(Material provided)
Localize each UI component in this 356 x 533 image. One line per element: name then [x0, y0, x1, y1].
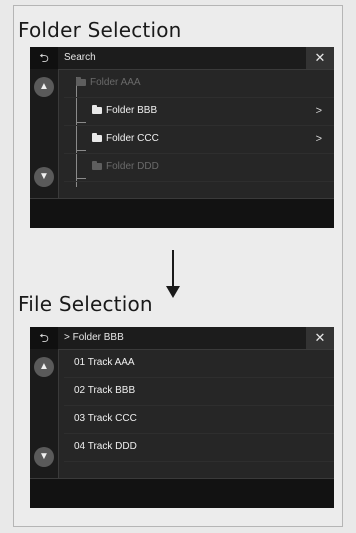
track-label: 01 Track AAA	[74, 357, 135, 368]
close-icon[interactable]: ✕	[306, 47, 334, 69]
folder-icon	[92, 105, 102, 114]
track-label: 03 Track CCC	[74, 413, 137, 424]
folder-label: Folder DDD	[106, 161, 159, 172]
file-selection-heading: File Selection	[18, 292, 153, 316]
scroll-down-icon[interactable]: ▼	[34, 447, 54, 467]
track-row[interactable]: 04 Track DDD	[64, 433, 334, 462]
file-topbar: ⮌ > Folder BBB ✕	[30, 327, 334, 350]
track-row[interactable]: 03 Track CCC	[64, 405, 334, 434]
scroll-up-icon[interactable]: ▲	[34, 77, 54, 97]
folder-selection-screen: ⮌ Search ✕ ▲ ▼ Folder AAA Folder BBB > F…	[30, 47, 334, 228]
folder-row-aaa: Folder AAA	[64, 69, 334, 98]
scroll-up-icon[interactable]: ▲	[34, 357, 54, 377]
folder-icon	[92, 161, 102, 170]
back-icon[interactable]: ⮌	[30, 47, 58, 69]
folder-label: Folder BBB	[106, 105, 158, 116]
folder-row-ddd: Folder DDD	[64, 153, 334, 182]
file-scroll-column: ▲ ▼	[30, 349, 59, 478]
track-label: 02 Track BBB	[74, 385, 136, 396]
track-row[interactable]: 02 Track BBB	[64, 377, 334, 406]
folder-label: Folder AAA	[90, 77, 141, 88]
chevron-right-icon: >	[315, 105, 322, 117]
scroll-down-icon[interactable]: ▼	[34, 167, 54, 187]
folder-row-bbb[interactable]: Folder BBB >	[64, 97, 334, 126]
folder-path-label: > Folder BBB	[64, 332, 124, 343]
track-label: 04 Track DDD	[74, 441, 137, 452]
folder-row-ccc[interactable]: Folder CCC >	[64, 125, 334, 154]
folder-icon	[92, 133, 102, 142]
folder-label: Folder CCC	[106, 133, 159, 144]
folder-selection-heading: Folder Selection	[18, 18, 182, 42]
chevron-right-icon: >	[315, 133, 322, 145]
file-selection-screen: ⮌ > Folder BBB ✕ ▲ ▼ 01 Track AAA 02 Tra…	[30, 327, 334, 508]
folder-topbar: ⮌ Search ✕	[30, 47, 334, 70]
file-bottom-bar	[30, 478, 334, 508]
arrow-down-icon	[166, 286, 180, 298]
folder-bottom-bar	[30, 198, 334, 228]
back-icon[interactable]: ⮌	[30, 327, 58, 349]
close-icon[interactable]: ✕	[306, 327, 334, 349]
folder-icon	[76, 77, 86, 86]
folder-scroll-column: ▲ ▼	[30, 69, 59, 198]
track-row[interactable]: 01 Track AAA	[64, 349, 334, 378]
search-label[interactable]: Search	[64, 47, 96, 69]
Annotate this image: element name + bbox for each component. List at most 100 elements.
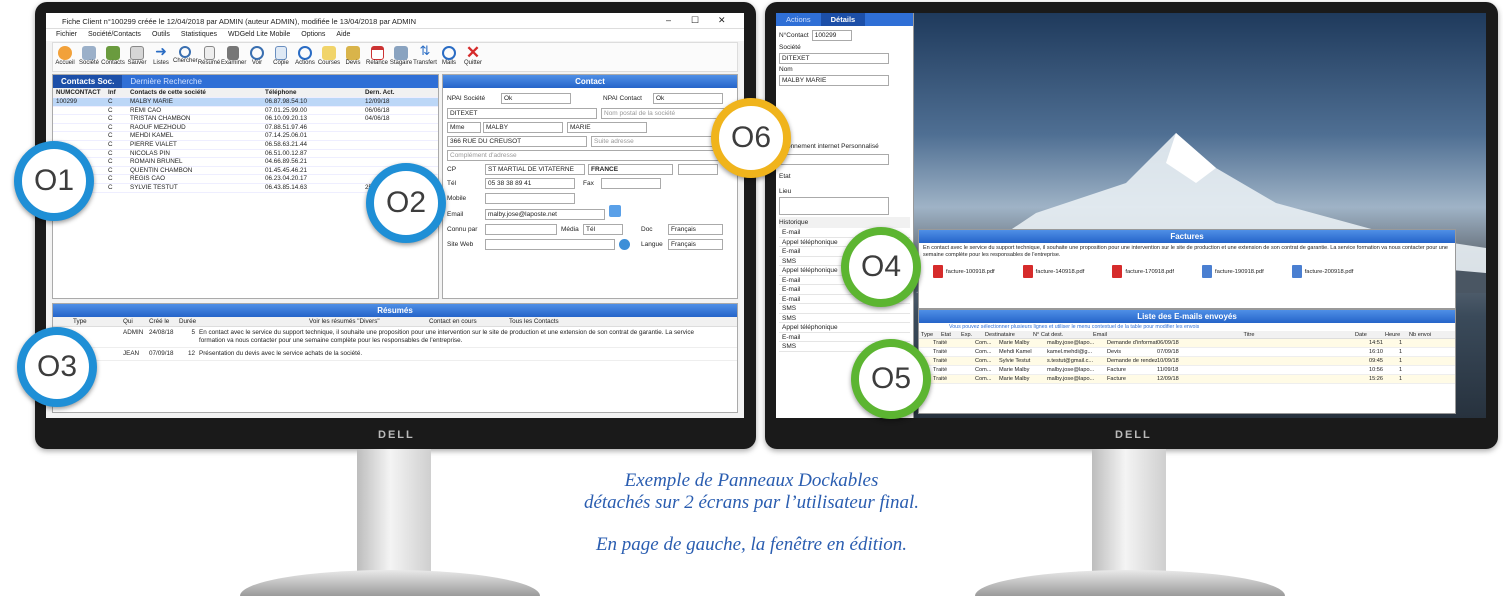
tab-contacts-soc[interactable]: Contacts Soc. bbox=[53, 75, 123, 88]
known-by-select[interactable] bbox=[485, 224, 557, 235]
email-row[interactable]: Traité Com... Marie Malby malby.jose@lapo..… bbox=[919, 339, 1455, 348]
toolbar-sauver-button[interactable]: Sauver bbox=[125, 43, 149, 71]
history-item[interactable]: SMS bbox=[779, 314, 910, 323]
option-divers-checkbox[interactable]: Voir les résumés "Divers" bbox=[309, 317, 429, 326]
menu-aide[interactable]: Aide bbox=[336, 29, 350, 41]
menu-statistiques[interactable]: Statistiques bbox=[181, 29, 217, 41]
societe-field[interactable]: DITEXET bbox=[779, 53, 889, 64]
table-row[interactable]: C RAOUF MEZHOUD 07.88.51.97.46 bbox=[53, 124, 438, 133]
menu-options[interactable]: Options bbox=[301, 29, 325, 41]
lastname-field[interactable]: MALBY bbox=[483, 122, 563, 133]
globe-icon[interactable] bbox=[619, 239, 630, 250]
menu-mobile[interactable]: WDGeld Lite Mobile bbox=[228, 29, 290, 41]
toolbar-accueil-button[interactable]: Accueil bbox=[53, 43, 77, 71]
option-contact-radio[interactable]: Contact en cours bbox=[429, 317, 509, 326]
email-field[interactable]: malby.jose@laposte.net bbox=[485, 209, 605, 220]
toolbar-copie-button[interactable]: Copie bbox=[269, 43, 293, 71]
col-type[interactable]: Type bbox=[53, 317, 123, 326]
col-inf[interactable]: Inf bbox=[108, 88, 130, 97]
col-email[interactable]: Email bbox=[1093, 331, 1143, 338]
lieu-field[interactable] bbox=[779, 197, 889, 215]
country-select[interactable]: FRANCE bbox=[588, 164, 673, 175]
tel-field[interactable]: 05 38 38 89 41 bbox=[485, 178, 575, 189]
col-titre[interactable]: Titre bbox=[1143, 331, 1355, 338]
toolbar-stagaire-button[interactable]: Stagaire bbox=[389, 43, 413, 71]
abonnement-field[interactable] bbox=[779, 154, 889, 165]
npai-societe-select[interactable]: Ok bbox=[501, 93, 571, 104]
toolbar-contacts-button[interactable]: Contacts bbox=[101, 43, 125, 71]
invoice-file[interactable]: facture-170918.pdf bbox=[1112, 265, 1174, 278]
table-row[interactable]: C MEHDI KAMEL 07.14.25.06.01 bbox=[53, 132, 438, 141]
table-row[interactable]: C RÉMI CAO 07.01.25.99.00 06/06/18 bbox=[53, 107, 438, 116]
tab-actions[interactable]: Actions bbox=[776, 13, 821, 26]
tab-details[interactable]: Détails bbox=[820, 13, 866, 26]
toolbar-relance-button[interactable]: Relance bbox=[365, 43, 389, 71]
address-complement-field[interactable]: Complément d'adresse bbox=[447, 150, 733, 161]
table-row[interactable]: C NICOLAS PIN 06.51.00.12.87 bbox=[53, 150, 438, 159]
table-row[interactable]: 100299 C MALBY MARIE 06.87.98.54.10 12/09/18 bbox=[53, 98, 438, 107]
ncontact-field[interactable]: 100299 bbox=[811, 30, 852, 41]
company-postal-field[interactable]: Nom postal de la société bbox=[601, 108, 733, 119]
city-field[interactable]: ST MARTIAL DE VITATERNE bbox=[485, 164, 585, 175]
invoice-file[interactable]: facture-190918.pdf bbox=[1202, 265, 1264, 278]
toolbar-voir-button[interactable]: Voir bbox=[245, 43, 269, 71]
company-field[interactable]: DITEXET bbox=[447, 108, 597, 119]
col-date[interactable]: Date bbox=[1355, 331, 1385, 338]
toolbar-societe-button[interactable]: Société bbox=[77, 43, 101, 71]
street-field[interactable]: 366 RUE DU CREUSOT bbox=[447, 136, 587, 147]
toolbar-quitter-button[interactable]: ✕ Quitter bbox=[461, 43, 485, 71]
toolbar-resume-button[interactable]: Résumé bbox=[197, 43, 221, 71]
fax-field[interactable] bbox=[601, 178, 661, 189]
table-row[interactable]: C PIERRE VIALET 06.58.63.21.44 bbox=[53, 141, 438, 150]
col-duree[interactable]: Durée bbox=[179, 317, 309, 326]
country-extra-field[interactable] bbox=[678, 164, 718, 175]
col-numcontact[interactable]: NUMCONTACT bbox=[53, 88, 108, 97]
npai-contact-select[interactable]: Ok bbox=[653, 93, 723, 104]
col-destinataire[interactable]: Destinataire bbox=[985, 331, 1033, 338]
col-type[interactable]: Type bbox=[919, 331, 933, 338]
email-row[interactable]: Traité Com... Sylvie Testut s.testut@gmail.… bbox=[919, 357, 1455, 366]
tab-derniere-recherche[interactable]: Dernière Recherche bbox=[122, 75, 210, 88]
toolbar-listes-button[interactable]: ➜ Listes bbox=[149, 43, 173, 71]
summary-row[interactable]: JEAN 07/09/18 12 Présentation du devis a… bbox=[53, 348, 737, 361]
civility-select[interactable]: Mme bbox=[447, 122, 481, 133]
menu-outils[interactable]: Outils bbox=[152, 29, 170, 41]
firstname-field[interactable]: MARIE bbox=[567, 122, 647, 133]
toolbar-chercher-button[interactable]: Chercher bbox=[173, 43, 198, 71]
history-item[interactable]: Appel téléphonique bbox=[779, 323, 910, 333]
menu-societe[interactable]: Société/Contacts bbox=[88, 29, 141, 41]
col-telephone[interactable]: Téléphone bbox=[265, 88, 365, 97]
toolbar-examiner-button[interactable]: Examiner bbox=[221, 43, 246, 71]
col-qui[interactable]: Qui bbox=[123, 317, 149, 326]
language-select[interactable]: Français bbox=[668, 239, 723, 250]
toolbar-transfert-button[interactable]: ⇅ Transfert bbox=[413, 43, 437, 71]
col-contacts[interactable]: Contacts de cette société bbox=[130, 88, 265, 97]
col-nb-envoi[interactable]: Nb envoi bbox=[1409, 331, 1449, 338]
option-all-radio[interactable]: Tous les Contacts bbox=[509, 317, 589, 326]
col-dern-act[interactable]: Dern. Act. bbox=[365, 88, 425, 97]
minimize-button[interactable]: – bbox=[666, 16, 671, 25]
toolbar-devis-button[interactable]: Devis bbox=[341, 43, 365, 71]
col-etat[interactable]: Etat bbox=[933, 331, 961, 338]
invoice-file[interactable]: facture-140918.pdf bbox=[1022, 265, 1084, 278]
email-send-icon[interactable] bbox=[609, 205, 621, 217]
nom-field[interactable]: MALBY MARIE bbox=[779, 75, 889, 86]
toolbar-courses-button[interactable]: Courses bbox=[317, 43, 341, 71]
table-row[interactable]: C TRISTAN CHAMBON 06.10.09.20.13 04/06/18 bbox=[53, 115, 438, 124]
table-row[interactable]: C ROMAIN BRUNEL 04.66.89.56.21 bbox=[53, 158, 438, 167]
maximize-button[interactable]: ☐ bbox=[691, 16, 699, 25]
toolbar-mails-button[interactable]: Mails bbox=[437, 43, 461, 71]
close-button[interactable]: ✕ bbox=[718, 16, 726, 25]
col-exp[interactable]: Exp. bbox=[961, 331, 985, 338]
website-field[interactable] bbox=[485, 239, 615, 250]
media-select[interactable]: Tél bbox=[583, 224, 623, 235]
invoice-file[interactable]: facture-100918.pdf bbox=[933, 265, 995, 278]
invoice-file[interactable]: facture-200918.pdf bbox=[1291, 265, 1353, 278]
doc-select[interactable]: Français bbox=[668, 224, 723, 235]
col-cree-le[interactable]: Créé le bbox=[149, 317, 179, 326]
mobile-field[interactable] bbox=[485, 193, 575, 204]
email-row[interactable]: Traité Com... Marie Malby malby.jose@lapo..… bbox=[919, 366, 1455, 375]
menu-fichier[interactable]: Fichier bbox=[56, 29, 77, 41]
email-row[interactable]: Traité Com... Marie Malby malby.jose@lapo..… bbox=[919, 375, 1455, 384]
col-cat-dest[interactable]: N° Cat dest. bbox=[1033, 331, 1093, 338]
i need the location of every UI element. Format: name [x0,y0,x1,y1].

(Instruction) Swap "track-row" for "track-item" in the lines starting with the line that contains "track-label: 01 Track" and going on through the line that contains "357, 54, 377]", and give only those lines, otherwise unchanged.

(Task output)
track-label: 01 Track AAA	[74, 357, 135, 368]
close-icon[interactable]: ✕	[306, 47, 334, 69]
folder-icon	[92, 105, 102, 114]
track-label: 03 Track CCC	[74, 413, 137, 424]
folder-label: Folder DDD	[106, 161, 159, 172]
file-selection-heading: File Selection	[18, 292, 153, 316]
scroll-down-icon[interactable]: ▼	[34, 447, 54, 467]
track-item[interactable]: 04 Track DDD	[64, 433, 334, 462]
file-topbar: ⮌ > Folder BBB ✕	[30, 327, 334, 350]
track-item[interactable]: 03 Track CCC	[64, 405, 334, 434]
scroll-up-icon[interactable]: ▲	[34, 77, 54, 97]
folder-selection-screen: ⮌ Search ✕ ▲ ▼ Folder AAA Folder BBB > F…	[30, 47, 334, 228]
folder-row-aaa: Folder AAA	[64, 69, 334, 98]
scroll-up-icon[interactable]: ▲	[34, 357, 54, 377]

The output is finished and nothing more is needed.